--- RECORDS FOR THIS TASK ---
-- START --

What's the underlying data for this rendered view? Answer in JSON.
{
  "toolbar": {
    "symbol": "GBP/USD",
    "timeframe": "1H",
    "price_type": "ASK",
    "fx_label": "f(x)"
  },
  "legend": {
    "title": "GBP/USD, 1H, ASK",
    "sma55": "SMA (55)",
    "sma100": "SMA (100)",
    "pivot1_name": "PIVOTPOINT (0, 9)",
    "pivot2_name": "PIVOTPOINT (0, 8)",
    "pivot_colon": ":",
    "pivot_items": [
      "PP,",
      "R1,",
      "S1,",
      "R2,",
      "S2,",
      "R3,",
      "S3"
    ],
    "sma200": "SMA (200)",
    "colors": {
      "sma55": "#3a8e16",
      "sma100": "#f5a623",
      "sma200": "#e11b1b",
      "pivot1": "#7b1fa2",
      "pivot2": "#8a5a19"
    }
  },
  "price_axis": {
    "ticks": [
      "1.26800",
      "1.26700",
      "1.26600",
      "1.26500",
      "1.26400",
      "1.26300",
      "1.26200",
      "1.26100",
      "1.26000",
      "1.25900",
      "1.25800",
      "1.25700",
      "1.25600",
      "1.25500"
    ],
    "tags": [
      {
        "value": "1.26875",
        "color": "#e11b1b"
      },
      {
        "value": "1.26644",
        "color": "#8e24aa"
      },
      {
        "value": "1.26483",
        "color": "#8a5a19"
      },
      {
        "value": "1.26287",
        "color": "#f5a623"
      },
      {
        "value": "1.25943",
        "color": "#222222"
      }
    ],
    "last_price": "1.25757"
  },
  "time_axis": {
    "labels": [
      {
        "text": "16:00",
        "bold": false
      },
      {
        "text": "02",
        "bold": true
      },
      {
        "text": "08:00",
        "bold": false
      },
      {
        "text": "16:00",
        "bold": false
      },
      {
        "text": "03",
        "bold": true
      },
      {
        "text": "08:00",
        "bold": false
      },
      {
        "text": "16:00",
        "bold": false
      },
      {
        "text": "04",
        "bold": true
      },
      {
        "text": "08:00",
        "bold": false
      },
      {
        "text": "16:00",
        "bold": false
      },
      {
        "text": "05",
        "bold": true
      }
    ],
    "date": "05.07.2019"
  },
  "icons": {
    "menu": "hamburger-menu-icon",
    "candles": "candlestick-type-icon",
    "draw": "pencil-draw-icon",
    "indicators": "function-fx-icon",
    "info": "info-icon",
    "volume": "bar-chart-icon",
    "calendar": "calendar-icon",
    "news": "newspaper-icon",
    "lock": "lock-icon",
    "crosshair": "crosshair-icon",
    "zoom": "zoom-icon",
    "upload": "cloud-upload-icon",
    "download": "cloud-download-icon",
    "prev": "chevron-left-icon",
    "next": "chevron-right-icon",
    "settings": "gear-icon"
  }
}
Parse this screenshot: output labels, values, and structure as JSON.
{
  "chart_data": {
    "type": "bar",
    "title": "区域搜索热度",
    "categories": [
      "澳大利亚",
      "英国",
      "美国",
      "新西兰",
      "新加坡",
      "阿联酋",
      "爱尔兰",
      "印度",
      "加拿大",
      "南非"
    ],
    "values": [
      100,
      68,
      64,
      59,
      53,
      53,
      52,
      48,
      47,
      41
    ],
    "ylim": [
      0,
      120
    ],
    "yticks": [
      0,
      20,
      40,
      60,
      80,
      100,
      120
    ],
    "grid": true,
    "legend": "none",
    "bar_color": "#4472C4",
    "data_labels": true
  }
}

-- END --

--- WHAT YOU NEED TO DO ---
The records above must be repeated exactly, every one of them.

--- EXERCISE RESPONSE ---
What's the underlying data for this rendered view? Answer in JSON.
{
  "toolbar": {
    "symbol": "GBP/USD",
    "timeframe": "1H",
    "price_type": "ASK",
    "fx_label": "f(x)"
  },
  "legend": {
    "title": "GBP/USD, 1H, ASK",
    "sma55": "SMA (55)",
    "sma100": "SMA (100)",
    "pivot1_name": "PIVOTPOINT (0, 9)",
    "pivot2_name": "PIVOTPOINT (0, 8)",
    "pivot_colon": ":",
    "pivot_items": [
      "PP,",
      "R1,",
      "S1,",
      "R2,",
      "S2,",
      "R3,",
      "S3"
    ],
    "sma200": "SMA (200)",
    "colors": {
      "sma55": "#3a8e16",
      "sma100": "#f5a623",
      "sma200": "#e11b1b",
      "pivot1": "#7b1fa2",
      "pivot2": "#8a5a19"
    }
  },
  "price_axis": {
    "ticks": [
      "1.26800",
      "1.26700",
      "1.26600",
      "1.26500",
      "1.26400",
      "1.26300",
      "1.26200",
      "1.26100",
      "1.26000",
      "1.25900",
      "1.25800",
      "1.25700",
      "1.25600",
      "1.25500"
    ],
    "tags": [
      {
        "value": "1.26875",
        "color": "#e11b1b"
      },
      {
        "value": "1.26644",
        "color": "#8e24aa"
      },
      {
        "value": "1.26483",
        "color": "#8a5a19"
      },
      {
        "value": "1.26287",
        "color": "#f5a623"
      },
      {
        "value": "1.25943",
        "color": "#222222"
      }
    ],
    "last_price": "1.25757"
  },
  "time_axis": {
    "labels": [
      {
        "text": "16:00",
        "bold": false
      },
      {
        "text": "02",
        "bold": true
      },
      {
        "text": "08:00",
        "bold": false
      },
      {
        "text": "16:00",
        "bold": false
      },
      {
        "text": "03",
        "bold": true
      },
      {
        "text": "08:00",
        "bold": false
      },
      {
        "text": "16:00",
        "bold": false
      },
      {
        "text": "04",
        "bold": true
      },
      {
        "text": "08:00",
        "bold": false
      },
      {
        "text": "16:00",
        "bold": false
      },
      {
        "text": "05",
        "bold": true
      }
    ],
    "date": "05.07.2019"
  },
  "icons": {
    "menu": "hamburger-menu-icon",
    "candles": "candlestick-type-icon",
    "draw": "pencil-draw-icon",
    "indicators": "function-fx-icon",
    "info": "info-icon",
    "volume": "bar-chart-icon",
    "calendar": "calendar-icon",
    "news": "newspaper-icon",
    "lock": "lock-icon",
    "crosshair": "crosshair-icon",
    "zoom": "zoom-icon",
    "upload": "cloud-upload-icon",
    "download": "cloud-download-icon",
    "prev": "chevron-left-icon",
    "next": "chevron-right-icon",
    "settings": "gear-icon"
  }
}
Parse this screenshot: output labels, values, and structure as JSON.
{
  "chart_data": {
    "type": "bar",
    "title": "区域搜索热度",
    "categories": [
      "澳大利亚",
      "英国",
      "美国",
      "新西兰",
      "新加坡",
      "阿联酋",
      "爱尔兰",
      "印度",
      "加拿大",
      "南非"
    ],
    "values": [
      100,
      68,
      64,
      59,
      53,
      53,
      52,
      48,
      47,
      41
    ],
    "ylim": [
      0,
      120
    ],
    "yticks": [
      0,
      20,
      40,
      60,
      80,
      100,
      120
    ],
    "grid": true,
    "legend": "none",
    "bar_color": "#4472C4",
    "data_labels": true
  }
}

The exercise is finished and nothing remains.